Image region annotations:

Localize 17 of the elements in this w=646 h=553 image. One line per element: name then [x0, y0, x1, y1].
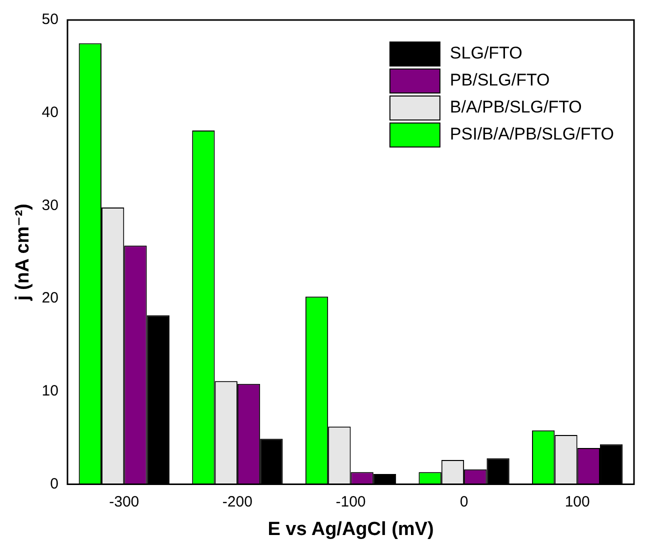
- legend-label: PB/SLG/FTO: [450, 70, 550, 90]
- x-tick-label: -200: [222, 493, 252, 510]
- x-tick-label: -300: [109, 493, 140, 510]
- x-tick-label: -100: [336, 493, 366, 510]
- y-tick-label: 40: [42, 104, 58, 121]
- x-tick-label: 0: [460, 493, 468, 510]
- legend-label: B/A/PB/SLG/FTO: [450, 98, 582, 117]
- y-tick-label: 50: [42, 11, 58, 28]
- y-axis-title: j (nA cm⁻²): [12, 204, 34, 302]
- legend-label: PSI/B/A/PB/SLG/FTO: [450, 124, 614, 144]
- legend-label: SLG/FTO: [450, 44, 522, 63]
- y-tick-label: 10: [42, 382, 58, 400]
- y-tick-label: 0: [50, 475, 58, 492]
- y-tick-label: 30: [42, 196, 58, 214]
- y-tick-label: 20: [42, 290, 58, 307]
- x-axis-title: E vs Ag/AgCl (mV): [268, 518, 434, 540]
- x-tick-label: 100: [564, 493, 590, 510]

=== THE PROBLEM ===
Show every line of the data above that contains the string "axis".

=== COMPLETED TASK ===
- y-axis-title: j (nA cm⁻²): [12, 204, 34, 302]
- x-axis-title: E vs Ag/AgCl (mV): [268, 518, 434, 540]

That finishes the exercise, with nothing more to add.